### Written problem
Output nothing but the number of lines that include the word "Caderno".

Collected data:

>> Begin

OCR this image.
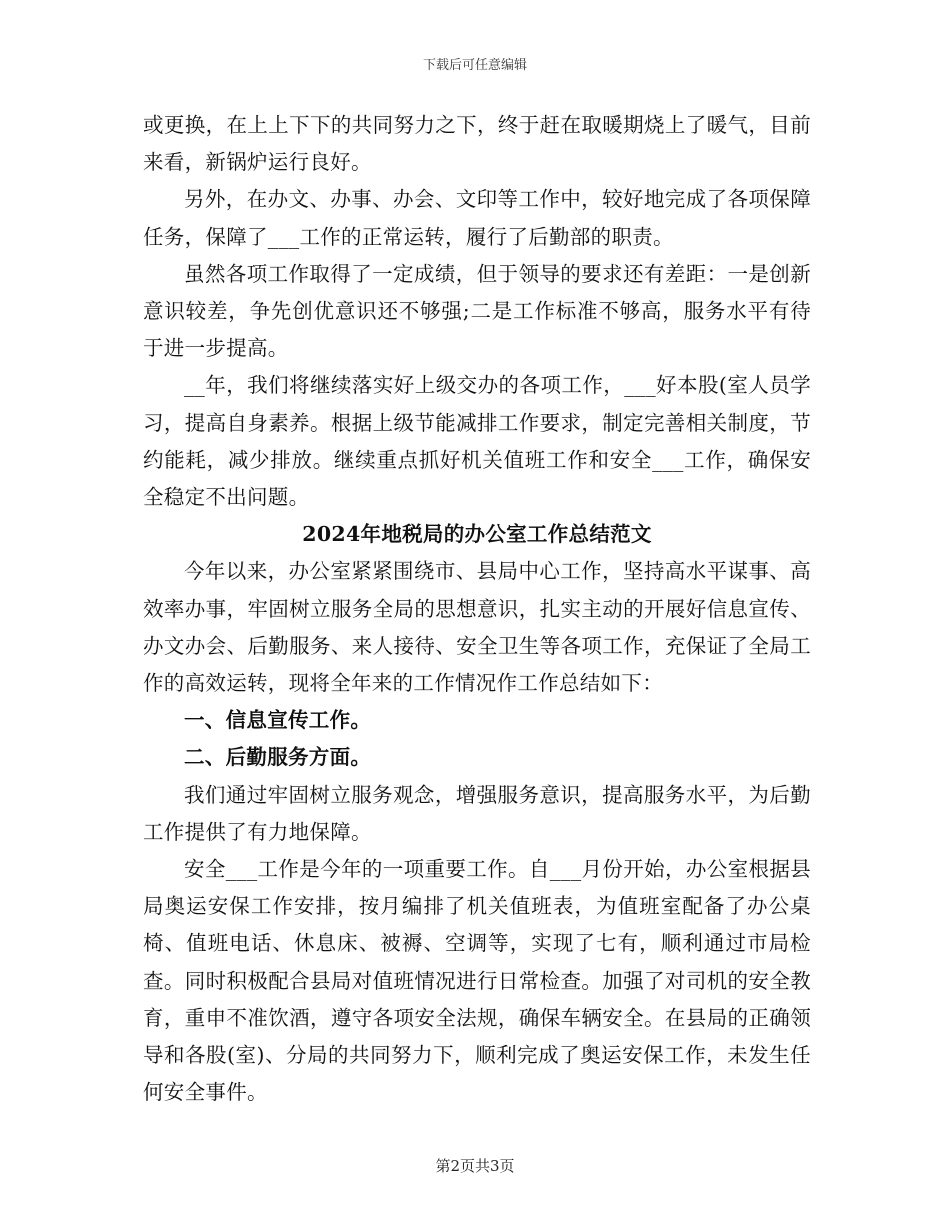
下载后可任意编辑

或更换，在上上下下的共同努力之下，终于赶在取暖期烧上了暖气，目前来看，新锅炉运行良好。

另外，在办文、办事、办会、文印等工作中，较好地完成了各项保障任务，保障了___工作的正常运转，履行了后勤部的职责。

虽然各项工作取得了一定成绩，但于领导的要求还有差距：一是创新意识较差，争先创优意识还不够强;二是工作标准不够高，服务水平有待于进一步提高。

__年，我们将继续落实好上级交办的各项工作，___好本股(室人员学习，提高自身素养。根据上级节能减排工作要求，制定完善相关制度，节约能耗，减少排放。继续重点抓好机关值班工作和安全___工作，确保安全稳定不出问题。

2024年地税局的办公室工作总结范文

今年以来，办公室紧紧围绕市、县局中心工作，坚持高水平谋事、高效率办事，牢固树立服务全局的思想意识，扎实主动的开展好信息宣传、办文办会、后勤服务、来人接待、安全卫生等各项工作，充保证了全局工作的高效运转，现将全年来的工作情况作工作总结如下：

一、信息宣传工作。

二、后勤服务方面。

我们通过牢固树立服务观念，增强服务意识，提高服务水平，为后勤工作提供了有力地保障。

安全___工作是今年的一项重要工作。自___月份开始，办公室根据县局奥运安保工作安排，按月编排了机关值班表，为值班室配备了办公桌椅、值班电话、休息床、被褥、空调等，实现了七有，顺利通过市局检查。同时积极配合县局对值班情况进行日常检查。加强了对司机的安全教育，重申不准饮酒，遵守各项安全法规，确保车辆安全。在县局的正确领导和各股(室)、分局的共同努力下，顺利完成了奥运安保工作，未发生任何安全事件。

第2页共3页
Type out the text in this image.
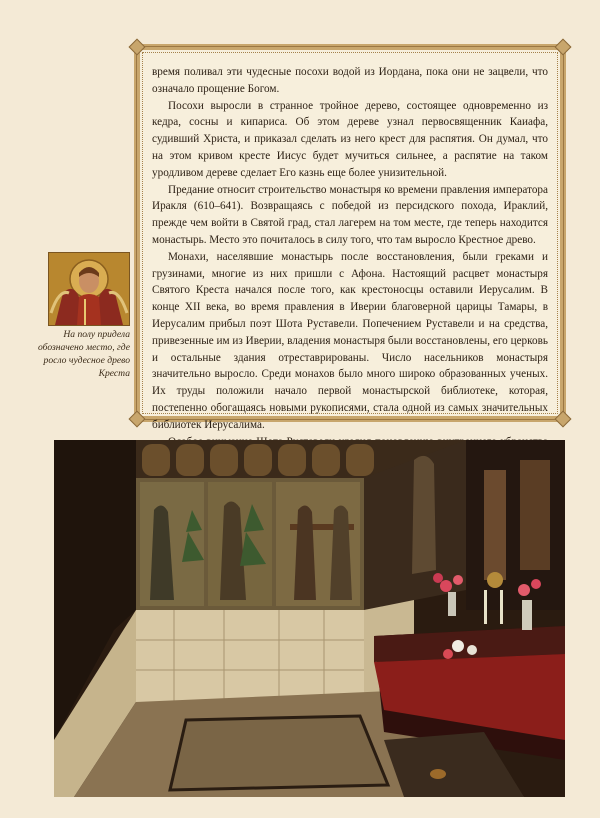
время поливал эти чудесные посохи водой из Иордана, пока они не зацвели, что означало прощение Богом.

Посохи выросли в странное тройное дерево, состоящее одновременно из кедра, сосны и кипариса. Об этом дереве узнал первосвященник Каиафа, судивший Христа, и приказал сделать из него крест для распятия. Он думал, что на этом кривом кресте Иисус будет мучиться сильнее, а распятие на таком уродливом дереве сделает Его казнь еще более унизительной.

Предание относит строительство монастыря ко времени правления императора Иракля (610–641). Возвращаясь с победой из персидского похода, Ираклий, прежде чем войти в Святой град, стал лагерем на том месте, где теперь находится монастырь. Место это почиталось в силу того, что там выросло Крестное древо.

Монахи, населявшие монастырь после восстановления, были греками и грузинами, многие из них пришли с Афона. Настоящий расцвет монастыря Святого Креста начался после того, как крестоносцы оставили Иерусалим. В конце XII века, во время правления в Иверии благоверной царицы Тамары, в Иерусалим прибыл поэт Шота Руставели. Попечением Руставели и на средства, привезенные им из Иверии, владения монастыря были восстановлены, его церковь и остальные здания отреставрированы. Число насельников монастыря значительно выросло. Среди монахов было много широко образованных ученых. Их труды положили начало первой монастырской библиотеке, которая, постепенно обогащаясь новыми рукописями, стала одной из самых значительных библиотек Иерусалима.

На полу придела обозначено место, где росло чудесное древо Креста
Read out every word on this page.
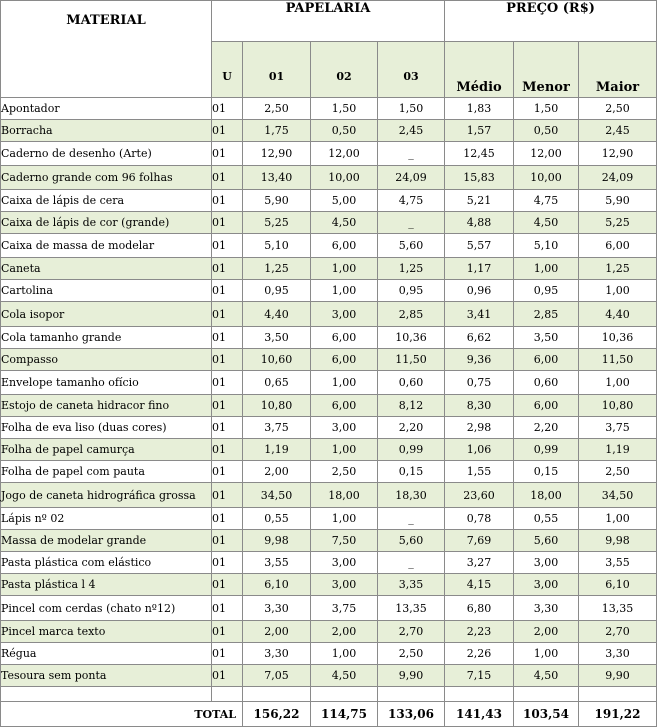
MATERIAL	PAPELARIA				PREÇO (R$)		
	U	01	02	03	Médio	Menor	Maior
Apontador	01	2,50	1,50	1,50	1,83	1,50	2,50
Borracha	01	1,75	0,50	2,45	1,57	0,50	2,45
Caderno de desenho (Arte)	01	12,90	12,00	_	12,45	12,00	12,90
Caderno grande com 96 folhas	01	13,40	10,00	24,09	15,83	10,00	24,09
Caixa de lápis de cera	01	5,90	5,00	4,75	5,21	4,75	5,90
Caixa de lápis de cor (grande)	01	5,25	4,50	_	4,88	4,50	5,25
Caixa de massa de modelar	01	5,10	6,00	5,60	5,57	5,10	6,00
Caneta	01	1,25	1,00	1,25	1,17	1,00	1,25
Cartolina	01	0,95	1,00	0,95	0,96	0,95	1,00
Cola isopor	01	4,40	3,00	2,85	3,41	2,85	4,40
Cola tamanho grande	01	3,50	6,00	10,36	6,62	3,50	10,36
Compasso	01	10,60	6,00	11,50	9,36	6,00	11,50
Envelope tamanho ofício	01	0,65	1,00	0,60	0,75	0,60	1,00
Estojo de caneta hidracor fino	01	10,80	6,00	8,12	8,30	6,00	10,80
Folha de eva liso (duas cores)	01	3,75	3,00	2,20	2,98	2,20	3,75
Folha de papel camurça	01	1,19	1,00	0,99	1,06	0,99	1,19
Folha de papel com pauta	01	2,00	2,50	0,15	1,55	0,15	2,50
Jogo de caneta hidrográfica grossa	01	34,50	18,00	18,30	23,60	18,00	34,50
Lápis nº 02	01	0,55	1,00	_	0,78	0,55	1,00
Massa de modelar grande	01	9,98	7,50	5,60	7,69	5,60	9,98
Pasta plástica com elástico	01	3,55	3,00	_	3,27	3,00	3,55
Pasta plástica l 4	01	6,10	3,00	3,35	4,15	3,00	6,10
Pincel com cerdas (chato nº12)	01	3,30	3,75	13,35	6,80	3,30	13,35
Pincel marca texto	01	2,00	2,00	2,70	2,23	2,00	2,70
Régua	01	3,30	1,00	2,50	2,26	1,00	3,30
Tesoura sem ponta	01	7,05	4,50	9,90	7,15	4,50	9,90

TOTAL		156,22	114,75	133,06	141,43	103,54	191,22
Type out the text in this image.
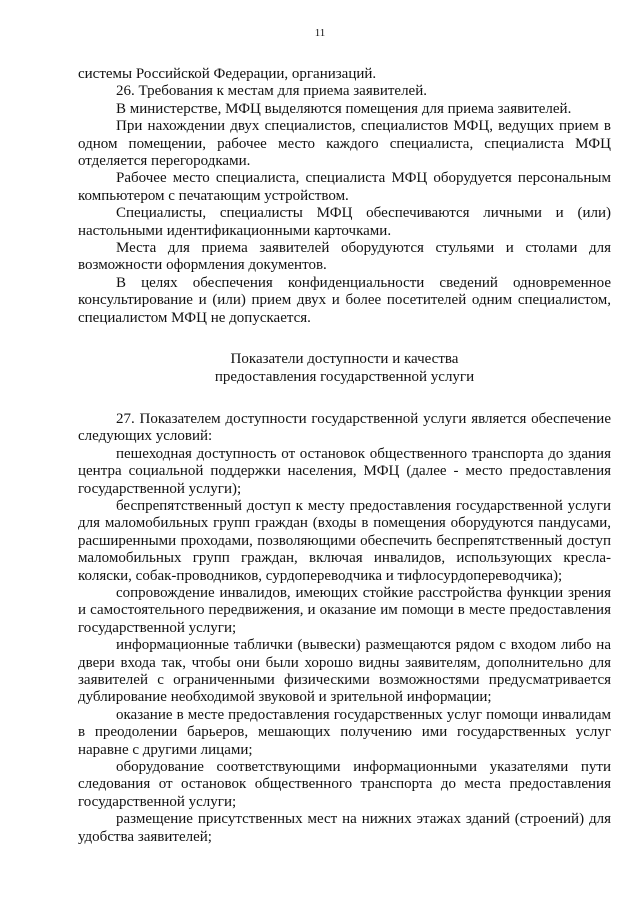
11

системы Российской Федерации, организаций.

26. Требования к местам для приема заявителей.

В министерстве, МФЦ выделяются помещения для приема заявителей.

При нахождении двух специалистов, специалистов МФЦ, ведущих прием в одном помещении, рабочее место каждого специалиста, специалиста МФЦ отделяется перегородками.

Рабочее место специалиста, специалиста МФЦ оборудуется персональным компьютером с печатающим устройством.

Специалисты, специалисты МФЦ обеспечиваются личными и (или) настольными идентификационными карточками.

Места для приема заявителей оборудуются стульями и столами для возможности оформления документов.

В целях обеспечения конфиденциальности сведений одновременное консультирование и (или) прием двух и более посетителей одним специалистом, специалистом МФЦ не допускается.

Показатели доступности и качества
предоставления государственной услуги

27. Показателем доступности государственной услуги является обеспечение следующих условий:

пешеходная доступность от остановок общественного транспорта до здания центра социальной поддержки населения, МФЦ (далее - место предоставления государственной услуги);

беспрепятственный доступ к месту предоставления государственной услуги для маломобильных групп граждан (входы в помещения оборудуются пандусами, расширенными проходами, позволяющими обеспечить беспрепятственный доступ маломобильных групп граждан, включая инвалидов, использующих кресла-коляски, собак-проводников, сурдопереводчика и тифлосурдопереводчика);

сопровождение инвалидов, имеющих стойкие расстройства функции зрения и самостоятельного передвижения, и оказание им помощи в месте предоставления государственной услуги;

информационные таблички (вывески) размещаются рядом с входом либо на двери входа так, чтобы они были хорошо видны заявителям, дополнительно для заявителей с ограниченными физическими возможностями предусматривается дублирование необходимой звуковой и зрительной информации;

оказание в месте предоставления государственных услуг помощи инвалидам в преодолении барьеров, мешающих получению ими государственных услуг наравне с другими лицами;

оборудование соответствующими информационными указателями пути следования от остановок общественного транспорта до места предоставления государственной услуги;

размещение присутственных мест на нижних этажах зданий (строений) для удобства заявителей;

>> End

### Full output
2